## [Stated goal]
Write out the records below word for word, please.
:: Supplied data
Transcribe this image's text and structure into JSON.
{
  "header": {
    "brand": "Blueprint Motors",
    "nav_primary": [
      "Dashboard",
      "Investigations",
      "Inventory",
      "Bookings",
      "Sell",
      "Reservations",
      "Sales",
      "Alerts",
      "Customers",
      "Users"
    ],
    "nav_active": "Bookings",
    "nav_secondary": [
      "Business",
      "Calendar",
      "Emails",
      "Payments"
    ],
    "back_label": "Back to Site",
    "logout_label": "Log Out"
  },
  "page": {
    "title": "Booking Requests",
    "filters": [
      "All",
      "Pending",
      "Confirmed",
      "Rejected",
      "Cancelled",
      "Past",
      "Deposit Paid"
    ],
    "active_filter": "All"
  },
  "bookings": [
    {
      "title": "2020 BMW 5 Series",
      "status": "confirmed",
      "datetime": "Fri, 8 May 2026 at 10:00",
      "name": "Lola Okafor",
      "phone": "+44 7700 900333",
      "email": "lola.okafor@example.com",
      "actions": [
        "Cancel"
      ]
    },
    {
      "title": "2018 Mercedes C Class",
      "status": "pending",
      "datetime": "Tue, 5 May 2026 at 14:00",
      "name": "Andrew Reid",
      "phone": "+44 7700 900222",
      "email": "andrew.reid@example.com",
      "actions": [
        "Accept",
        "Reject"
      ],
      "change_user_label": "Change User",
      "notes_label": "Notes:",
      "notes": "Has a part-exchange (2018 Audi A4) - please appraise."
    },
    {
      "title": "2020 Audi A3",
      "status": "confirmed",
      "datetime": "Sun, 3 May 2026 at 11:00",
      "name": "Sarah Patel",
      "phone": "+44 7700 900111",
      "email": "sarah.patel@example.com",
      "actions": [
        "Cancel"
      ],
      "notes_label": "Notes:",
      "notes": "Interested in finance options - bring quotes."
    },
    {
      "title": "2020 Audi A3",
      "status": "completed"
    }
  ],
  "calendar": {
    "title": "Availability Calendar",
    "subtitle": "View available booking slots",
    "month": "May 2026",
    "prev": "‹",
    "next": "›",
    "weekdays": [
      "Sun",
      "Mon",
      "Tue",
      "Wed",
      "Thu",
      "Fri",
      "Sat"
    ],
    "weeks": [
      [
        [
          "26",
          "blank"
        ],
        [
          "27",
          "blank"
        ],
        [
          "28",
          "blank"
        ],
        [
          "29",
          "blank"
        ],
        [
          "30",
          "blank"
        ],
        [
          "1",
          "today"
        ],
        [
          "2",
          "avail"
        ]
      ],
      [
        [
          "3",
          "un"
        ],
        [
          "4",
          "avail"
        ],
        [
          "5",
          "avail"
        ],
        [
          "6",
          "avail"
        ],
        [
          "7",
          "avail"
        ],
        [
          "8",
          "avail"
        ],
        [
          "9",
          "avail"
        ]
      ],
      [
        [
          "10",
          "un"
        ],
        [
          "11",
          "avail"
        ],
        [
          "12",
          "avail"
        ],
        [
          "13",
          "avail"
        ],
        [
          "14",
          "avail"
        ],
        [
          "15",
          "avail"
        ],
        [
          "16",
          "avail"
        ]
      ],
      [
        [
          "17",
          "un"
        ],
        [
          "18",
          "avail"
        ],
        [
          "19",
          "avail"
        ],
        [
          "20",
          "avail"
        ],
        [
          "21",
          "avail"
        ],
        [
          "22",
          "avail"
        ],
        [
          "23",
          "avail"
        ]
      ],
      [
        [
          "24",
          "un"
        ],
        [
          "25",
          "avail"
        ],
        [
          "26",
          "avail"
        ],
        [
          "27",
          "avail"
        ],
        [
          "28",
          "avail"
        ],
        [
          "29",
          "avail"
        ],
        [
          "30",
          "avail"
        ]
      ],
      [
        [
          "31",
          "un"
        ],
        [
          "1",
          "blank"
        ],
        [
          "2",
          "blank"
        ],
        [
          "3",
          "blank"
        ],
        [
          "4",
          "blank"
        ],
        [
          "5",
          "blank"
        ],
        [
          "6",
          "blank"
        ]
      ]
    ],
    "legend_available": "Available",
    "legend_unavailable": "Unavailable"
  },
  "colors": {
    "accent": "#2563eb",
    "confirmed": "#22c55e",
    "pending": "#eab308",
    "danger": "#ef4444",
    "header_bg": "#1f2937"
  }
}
::::
## [Exercise result]
Transcribe this image's text and structure into JSON.
{
  "header": {
    "brand": "Blueprint Motors",
    "nav_primary": [
      "Dashboard",
      "Investigations",
      "Inventory",
      "Bookings",
      "Sell",
      "Reservations",
      "Sales",
      "Alerts",
      "Customers",
      "Users"
    ],
    "nav_active": "Bookings",
    "nav_secondary": [
      "Business",
      "Calendar",
      "Emails",
      "Payments"
    ],
    "back_label": "Back to Site",
    "logout_label": "Log Out"
  },
  "page": {
    "title": "Booking Requests",
    "filters": [
      "All",
      "Pending",
      "Confirmed",
      "Rejected",
      "Cancelled",
      "Past",
      "Deposit Paid"
    ],
    "active_filter": "All"
  },
  "bookings": [
    {
      "title": "2020 BMW 5 Series",
      "status": "confirmed",
      "datetime": "Fri, 8 May 2026 at 10:00",
      "name": "Lola Okafor",
      "phone": "+44 7700 900333",
      "email": "lola.okafor@example.com",
      "actions": [
        "Cancel"
      ]
    },
    {
      "title": "2018 Mercedes C Class",
      "status": "pending",
      "datetime": "Tue, 5 May 2026 at 14:00",
      "name": "Andrew Reid",
      "phone": "+44 7700 900222",
      "email": "andrew.reid@example.com",
      "actions": [
        "Accept",
        "Reject"
      ],
      "change_user_label": "Change User",
      "notes_label": "Notes:",
      "notes": "Has a part-exchange (2018 Audi A4) - please appraise."
    },
    {
      "title": "2020 Audi A3",
      "status": "confirmed",
      "datetime": "Sun, 3 May 2026 at 11:00",
      "name": "Sarah Patel",
      "phone": "+44 7700 900111",
      "email": "sarah.patel@example.com",
      "actions": [
        "Cancel"
      ],
      "notes_label": "Notes:",
      "notes": "Interested in finance options - bring quotes."
    },
    {
      "title": "2020 Audi A3",
      "status": "completed"
    }
  ],
  "calendar": {
    "title": "Availability Calendar",
    "subtitle": "View available booking slots",
    "month": "May 2026",
    "prev": "‹",
    "next": "›",
    "weekdays": [
      "Sun",
      "Mon",
      "Tue",
      "Wed",
      "Thu",
      "Fri",
      "Sat"
    ],
    "weeks": [
      [
        [
          "26",
          "blank"
        ],
        [
          "27",
          "blank"
        ],
        [
          "28",
          "blank"
        ],
        [
          "29",
          "blank"
        ],
        [
          "30",
          "blank"
        ],
        [
          "1",
          "today"
        ],
        [
          "2",
          "avail"
        ]
      ],
      [
        [
          "3",
          "un"
        ],
        [
          "4",
          "avail"
        ],
        [
          "5",
          "avail"
        ],
        [
          "6",
          "avail"
        ],
        [
          "7",
          "avail"
        ],
        [
          "8",
          "avail"
        ],
        [
          "9",
          "avail"
        ]
      ],
      [
        [
          "10",
          "un"
        ],
        [
          "11",
          "avail"
        ],
        [
          "12",
          "avail"
        ],
        [
          "13",
          "avail"
        ],
        [
          "14",
          "avail"
        ],
        [
          "15",
          "avail"
        ],
        [
          "16",
          "avail"
        ]
      ],
      [
        [
          "17",
          "un"
        ],
        [
          "18",
          "avail"
        ],
        [
          "19",
          "avail"
        ],
        [
          "20",
          "avail"
        ],
        [
          "21",
          "avail"
        ],
        [
          "22",
          "avail"
        ],
        [
          "23",
          "avail"
        ]
      ],
      [
        [
          "24",
          "un"
        ],
        [
          "25",
          "avail"
        ],
        [
          "26",
          "avail"
        ],
        [
          "27",
          "avail"
        ],
        [
          "28",
          "avail"
        ],
        [
          "29",
          "avail"
        ],
        [
          "30",
          "avail"
        ]
      ],
      [
        [
          "31",
          "un"
        ],
        [
          "1",
          "blank"
        ],
        [
          "2",
          "blank"
        ],
        [
          "3",
          "blank"
        ],
        [
          "4",
          "blank"
        ],
        [
          "5",
          "blank"
        ],
        [
          "6",
          "blank"
        ]
      ]
    ],
    "legend_available": "Available",
    "legend_unavailable": "Unavailable"
  },
  "colors": {
    "accent": "#2563eb",
    "confirmed": "#22c55e",
    "pending": "#eab308",
    "danger": "#ef4444",
    "header_bg": "#1f2937"
  }
}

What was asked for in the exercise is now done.